The exercise - Say only how many lines contain the word "this".
------------
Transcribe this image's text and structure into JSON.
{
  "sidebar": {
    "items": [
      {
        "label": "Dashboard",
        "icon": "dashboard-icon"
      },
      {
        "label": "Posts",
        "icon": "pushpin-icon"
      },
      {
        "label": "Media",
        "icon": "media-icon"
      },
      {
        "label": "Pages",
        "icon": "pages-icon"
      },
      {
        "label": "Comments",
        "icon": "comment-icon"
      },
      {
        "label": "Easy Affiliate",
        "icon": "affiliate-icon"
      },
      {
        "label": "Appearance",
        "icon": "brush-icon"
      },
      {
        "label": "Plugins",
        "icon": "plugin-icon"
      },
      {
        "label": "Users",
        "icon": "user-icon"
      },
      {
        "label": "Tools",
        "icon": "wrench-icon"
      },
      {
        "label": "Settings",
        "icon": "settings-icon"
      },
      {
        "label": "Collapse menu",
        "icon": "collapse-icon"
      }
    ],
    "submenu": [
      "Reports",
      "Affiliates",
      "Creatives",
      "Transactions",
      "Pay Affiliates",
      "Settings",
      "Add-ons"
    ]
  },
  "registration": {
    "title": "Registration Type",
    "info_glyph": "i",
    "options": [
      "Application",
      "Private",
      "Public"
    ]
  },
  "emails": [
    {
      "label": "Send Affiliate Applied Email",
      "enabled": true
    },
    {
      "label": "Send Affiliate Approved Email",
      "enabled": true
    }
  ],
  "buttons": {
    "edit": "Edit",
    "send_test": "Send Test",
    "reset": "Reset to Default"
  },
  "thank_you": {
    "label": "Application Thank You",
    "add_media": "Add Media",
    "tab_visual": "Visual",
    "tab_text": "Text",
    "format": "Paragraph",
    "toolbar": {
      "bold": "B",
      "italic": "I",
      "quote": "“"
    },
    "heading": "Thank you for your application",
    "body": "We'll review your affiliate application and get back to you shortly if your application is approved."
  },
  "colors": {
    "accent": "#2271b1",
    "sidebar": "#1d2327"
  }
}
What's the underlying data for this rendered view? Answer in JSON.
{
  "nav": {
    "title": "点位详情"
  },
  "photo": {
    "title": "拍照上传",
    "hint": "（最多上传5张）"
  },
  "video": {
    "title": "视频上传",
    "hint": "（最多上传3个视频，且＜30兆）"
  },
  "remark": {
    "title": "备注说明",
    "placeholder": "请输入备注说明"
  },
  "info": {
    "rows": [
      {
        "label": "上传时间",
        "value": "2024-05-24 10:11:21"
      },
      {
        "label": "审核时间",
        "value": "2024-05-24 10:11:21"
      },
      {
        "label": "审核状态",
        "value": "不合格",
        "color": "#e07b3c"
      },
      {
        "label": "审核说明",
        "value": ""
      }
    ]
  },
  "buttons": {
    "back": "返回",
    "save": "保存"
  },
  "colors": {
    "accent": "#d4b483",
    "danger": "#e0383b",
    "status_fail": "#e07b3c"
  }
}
------------
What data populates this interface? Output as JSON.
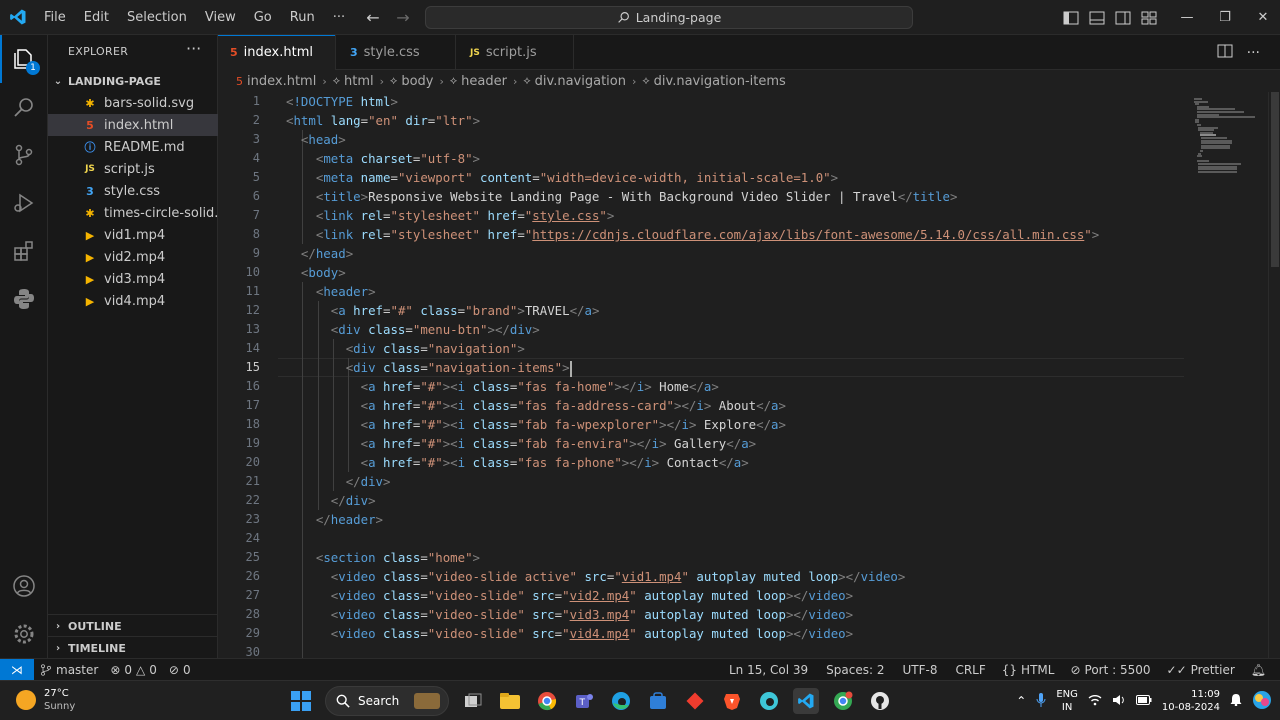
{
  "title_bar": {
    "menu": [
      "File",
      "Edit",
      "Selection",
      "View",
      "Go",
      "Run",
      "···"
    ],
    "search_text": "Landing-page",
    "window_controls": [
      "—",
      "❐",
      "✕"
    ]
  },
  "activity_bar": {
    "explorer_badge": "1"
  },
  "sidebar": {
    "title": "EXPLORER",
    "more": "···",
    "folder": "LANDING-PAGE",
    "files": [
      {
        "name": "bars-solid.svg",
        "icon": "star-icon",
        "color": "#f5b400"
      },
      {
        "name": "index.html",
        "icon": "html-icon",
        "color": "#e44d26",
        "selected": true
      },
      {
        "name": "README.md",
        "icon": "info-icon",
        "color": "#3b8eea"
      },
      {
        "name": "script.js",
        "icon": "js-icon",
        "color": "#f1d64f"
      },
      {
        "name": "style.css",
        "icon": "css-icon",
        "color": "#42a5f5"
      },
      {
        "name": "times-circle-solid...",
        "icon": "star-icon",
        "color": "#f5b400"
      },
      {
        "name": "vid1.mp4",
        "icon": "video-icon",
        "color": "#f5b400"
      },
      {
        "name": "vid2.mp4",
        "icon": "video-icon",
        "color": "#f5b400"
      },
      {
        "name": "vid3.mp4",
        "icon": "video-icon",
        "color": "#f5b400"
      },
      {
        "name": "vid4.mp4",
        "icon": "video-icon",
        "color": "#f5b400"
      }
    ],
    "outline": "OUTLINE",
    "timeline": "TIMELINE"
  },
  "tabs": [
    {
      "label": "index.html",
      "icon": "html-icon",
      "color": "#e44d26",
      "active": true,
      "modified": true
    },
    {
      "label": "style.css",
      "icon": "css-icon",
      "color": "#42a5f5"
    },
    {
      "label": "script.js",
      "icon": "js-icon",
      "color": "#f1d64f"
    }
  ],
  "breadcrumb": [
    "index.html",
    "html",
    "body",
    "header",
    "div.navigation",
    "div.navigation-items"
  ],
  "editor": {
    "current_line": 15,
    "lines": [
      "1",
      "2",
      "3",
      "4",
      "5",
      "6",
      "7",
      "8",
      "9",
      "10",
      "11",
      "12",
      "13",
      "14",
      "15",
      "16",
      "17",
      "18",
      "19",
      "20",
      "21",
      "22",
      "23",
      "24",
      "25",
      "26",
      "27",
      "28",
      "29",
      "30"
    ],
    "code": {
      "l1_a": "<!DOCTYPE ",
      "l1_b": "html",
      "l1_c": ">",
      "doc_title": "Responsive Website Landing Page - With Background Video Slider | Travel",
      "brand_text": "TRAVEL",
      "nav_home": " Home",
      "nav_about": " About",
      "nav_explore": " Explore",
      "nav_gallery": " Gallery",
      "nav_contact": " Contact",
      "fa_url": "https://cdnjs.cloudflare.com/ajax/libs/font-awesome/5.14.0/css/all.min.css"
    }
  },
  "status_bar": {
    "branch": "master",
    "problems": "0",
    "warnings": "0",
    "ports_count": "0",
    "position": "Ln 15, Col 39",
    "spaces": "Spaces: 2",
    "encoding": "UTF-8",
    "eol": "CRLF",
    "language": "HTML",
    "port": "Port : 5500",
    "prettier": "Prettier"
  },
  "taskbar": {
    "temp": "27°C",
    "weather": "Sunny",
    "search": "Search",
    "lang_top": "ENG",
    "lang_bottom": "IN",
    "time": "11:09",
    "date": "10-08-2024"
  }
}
------------
Written reply - 3